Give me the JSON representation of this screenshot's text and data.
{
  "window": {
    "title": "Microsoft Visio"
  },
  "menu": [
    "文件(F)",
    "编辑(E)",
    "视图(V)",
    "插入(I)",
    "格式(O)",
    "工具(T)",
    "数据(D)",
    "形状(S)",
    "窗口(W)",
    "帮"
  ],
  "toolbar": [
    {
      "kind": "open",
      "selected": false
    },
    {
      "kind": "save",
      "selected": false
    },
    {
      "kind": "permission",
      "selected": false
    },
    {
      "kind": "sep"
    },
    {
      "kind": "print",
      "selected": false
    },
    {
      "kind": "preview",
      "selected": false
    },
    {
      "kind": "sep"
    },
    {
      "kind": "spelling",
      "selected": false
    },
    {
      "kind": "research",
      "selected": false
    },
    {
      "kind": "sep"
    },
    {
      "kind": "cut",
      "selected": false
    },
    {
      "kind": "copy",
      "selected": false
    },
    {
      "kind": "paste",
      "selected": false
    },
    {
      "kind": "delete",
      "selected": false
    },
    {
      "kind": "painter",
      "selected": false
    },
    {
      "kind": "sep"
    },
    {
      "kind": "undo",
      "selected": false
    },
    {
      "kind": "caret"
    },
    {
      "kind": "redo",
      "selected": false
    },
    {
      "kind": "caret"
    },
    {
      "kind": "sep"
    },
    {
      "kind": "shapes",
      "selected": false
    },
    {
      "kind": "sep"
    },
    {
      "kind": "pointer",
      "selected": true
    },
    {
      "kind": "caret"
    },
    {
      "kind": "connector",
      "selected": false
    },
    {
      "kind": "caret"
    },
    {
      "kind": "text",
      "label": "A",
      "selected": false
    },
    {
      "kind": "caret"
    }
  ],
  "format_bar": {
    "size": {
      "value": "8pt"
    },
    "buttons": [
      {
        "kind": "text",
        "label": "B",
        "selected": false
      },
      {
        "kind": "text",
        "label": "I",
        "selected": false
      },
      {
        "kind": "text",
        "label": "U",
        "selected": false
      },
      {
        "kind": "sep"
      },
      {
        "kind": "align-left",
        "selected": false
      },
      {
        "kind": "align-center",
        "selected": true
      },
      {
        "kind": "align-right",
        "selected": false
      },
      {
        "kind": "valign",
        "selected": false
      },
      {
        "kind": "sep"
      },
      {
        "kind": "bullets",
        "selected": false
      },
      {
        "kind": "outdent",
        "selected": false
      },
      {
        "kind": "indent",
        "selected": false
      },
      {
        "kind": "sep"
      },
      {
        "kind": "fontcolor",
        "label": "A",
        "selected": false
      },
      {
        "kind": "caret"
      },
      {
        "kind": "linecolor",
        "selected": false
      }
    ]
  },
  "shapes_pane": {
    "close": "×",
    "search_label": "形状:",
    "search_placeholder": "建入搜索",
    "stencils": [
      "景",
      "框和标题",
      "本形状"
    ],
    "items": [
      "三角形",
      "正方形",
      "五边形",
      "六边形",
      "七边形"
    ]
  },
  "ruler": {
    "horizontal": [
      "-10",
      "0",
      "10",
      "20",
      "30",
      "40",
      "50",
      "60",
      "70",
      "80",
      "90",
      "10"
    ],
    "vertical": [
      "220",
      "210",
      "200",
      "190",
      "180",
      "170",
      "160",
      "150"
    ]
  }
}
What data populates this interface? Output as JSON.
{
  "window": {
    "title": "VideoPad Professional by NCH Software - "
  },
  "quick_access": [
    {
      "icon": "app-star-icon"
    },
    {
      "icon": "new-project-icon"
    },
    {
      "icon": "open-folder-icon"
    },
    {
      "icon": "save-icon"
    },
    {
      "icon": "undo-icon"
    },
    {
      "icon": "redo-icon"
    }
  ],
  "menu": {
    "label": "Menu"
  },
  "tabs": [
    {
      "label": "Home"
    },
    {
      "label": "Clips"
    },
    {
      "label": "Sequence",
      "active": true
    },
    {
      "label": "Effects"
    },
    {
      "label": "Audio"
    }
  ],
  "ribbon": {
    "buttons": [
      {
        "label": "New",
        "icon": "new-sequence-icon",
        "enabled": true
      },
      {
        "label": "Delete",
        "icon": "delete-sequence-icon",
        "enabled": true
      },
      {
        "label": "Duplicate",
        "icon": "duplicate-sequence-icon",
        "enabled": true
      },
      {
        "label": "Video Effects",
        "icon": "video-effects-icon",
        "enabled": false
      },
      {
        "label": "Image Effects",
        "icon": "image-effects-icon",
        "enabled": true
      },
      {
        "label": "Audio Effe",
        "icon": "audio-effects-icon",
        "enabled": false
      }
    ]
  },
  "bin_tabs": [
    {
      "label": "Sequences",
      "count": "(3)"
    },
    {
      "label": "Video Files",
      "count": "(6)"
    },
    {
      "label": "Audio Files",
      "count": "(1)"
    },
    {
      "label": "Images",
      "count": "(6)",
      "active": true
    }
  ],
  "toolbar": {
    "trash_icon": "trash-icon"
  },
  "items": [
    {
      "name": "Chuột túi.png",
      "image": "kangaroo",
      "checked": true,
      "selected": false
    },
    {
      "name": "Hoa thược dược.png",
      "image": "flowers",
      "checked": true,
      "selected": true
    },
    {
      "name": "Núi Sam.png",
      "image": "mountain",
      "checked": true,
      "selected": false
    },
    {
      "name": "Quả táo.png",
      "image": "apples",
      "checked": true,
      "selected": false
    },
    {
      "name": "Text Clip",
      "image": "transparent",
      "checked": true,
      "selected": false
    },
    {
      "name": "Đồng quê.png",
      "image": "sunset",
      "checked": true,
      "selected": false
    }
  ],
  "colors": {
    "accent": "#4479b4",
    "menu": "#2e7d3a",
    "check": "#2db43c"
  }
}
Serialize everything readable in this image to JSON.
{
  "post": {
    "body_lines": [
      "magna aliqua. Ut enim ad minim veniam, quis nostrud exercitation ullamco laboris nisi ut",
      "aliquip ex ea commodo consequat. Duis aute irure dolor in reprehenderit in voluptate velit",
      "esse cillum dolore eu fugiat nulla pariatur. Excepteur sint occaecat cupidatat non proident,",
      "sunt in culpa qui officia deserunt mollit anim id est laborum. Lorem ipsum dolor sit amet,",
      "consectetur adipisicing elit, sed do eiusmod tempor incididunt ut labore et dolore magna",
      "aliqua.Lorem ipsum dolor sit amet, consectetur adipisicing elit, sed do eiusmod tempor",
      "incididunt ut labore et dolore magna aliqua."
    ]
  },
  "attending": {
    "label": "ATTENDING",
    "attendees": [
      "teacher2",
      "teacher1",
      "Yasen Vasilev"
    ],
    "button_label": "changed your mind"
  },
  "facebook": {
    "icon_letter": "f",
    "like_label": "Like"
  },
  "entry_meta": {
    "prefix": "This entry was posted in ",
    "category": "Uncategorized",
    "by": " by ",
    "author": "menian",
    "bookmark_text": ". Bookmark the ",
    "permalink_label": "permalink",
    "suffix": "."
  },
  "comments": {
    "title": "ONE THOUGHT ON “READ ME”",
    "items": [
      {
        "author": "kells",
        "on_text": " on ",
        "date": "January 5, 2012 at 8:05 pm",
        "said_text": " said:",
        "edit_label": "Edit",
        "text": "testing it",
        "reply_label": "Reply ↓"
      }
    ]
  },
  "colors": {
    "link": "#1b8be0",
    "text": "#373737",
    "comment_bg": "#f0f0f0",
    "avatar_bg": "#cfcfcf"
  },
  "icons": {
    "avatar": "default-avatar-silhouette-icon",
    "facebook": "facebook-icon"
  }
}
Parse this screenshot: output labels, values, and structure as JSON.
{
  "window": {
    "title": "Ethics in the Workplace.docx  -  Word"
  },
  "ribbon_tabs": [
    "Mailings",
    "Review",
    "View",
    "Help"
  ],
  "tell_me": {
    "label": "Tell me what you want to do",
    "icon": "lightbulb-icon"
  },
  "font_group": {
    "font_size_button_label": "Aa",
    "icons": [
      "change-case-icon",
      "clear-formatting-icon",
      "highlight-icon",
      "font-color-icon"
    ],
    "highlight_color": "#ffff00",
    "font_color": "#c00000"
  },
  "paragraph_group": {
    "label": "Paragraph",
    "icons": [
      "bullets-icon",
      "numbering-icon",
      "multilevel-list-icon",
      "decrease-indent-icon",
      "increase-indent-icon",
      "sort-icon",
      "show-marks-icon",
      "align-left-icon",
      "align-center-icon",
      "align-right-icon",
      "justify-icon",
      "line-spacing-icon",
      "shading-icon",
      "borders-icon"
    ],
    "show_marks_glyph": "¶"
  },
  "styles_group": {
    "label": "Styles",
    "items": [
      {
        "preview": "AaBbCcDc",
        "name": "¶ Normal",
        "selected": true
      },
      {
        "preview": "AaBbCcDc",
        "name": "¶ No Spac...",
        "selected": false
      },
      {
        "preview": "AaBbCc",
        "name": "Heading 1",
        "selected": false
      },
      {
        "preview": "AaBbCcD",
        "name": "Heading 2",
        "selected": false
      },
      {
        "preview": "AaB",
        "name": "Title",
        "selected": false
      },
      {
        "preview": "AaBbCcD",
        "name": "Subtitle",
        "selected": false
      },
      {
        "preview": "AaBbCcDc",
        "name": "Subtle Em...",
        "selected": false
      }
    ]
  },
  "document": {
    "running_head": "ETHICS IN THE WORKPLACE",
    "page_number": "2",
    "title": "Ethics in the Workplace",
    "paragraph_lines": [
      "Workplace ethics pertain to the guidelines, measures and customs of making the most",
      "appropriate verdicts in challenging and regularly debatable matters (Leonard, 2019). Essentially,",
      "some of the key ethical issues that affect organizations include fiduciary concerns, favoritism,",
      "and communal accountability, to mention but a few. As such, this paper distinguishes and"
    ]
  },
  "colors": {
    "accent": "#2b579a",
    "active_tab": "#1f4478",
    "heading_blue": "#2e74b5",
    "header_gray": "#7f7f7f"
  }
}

◆ **Task**: What is the number of lines in the listing above that contain the string "screenshot"? Give only the number.

◆ **Final result**: 2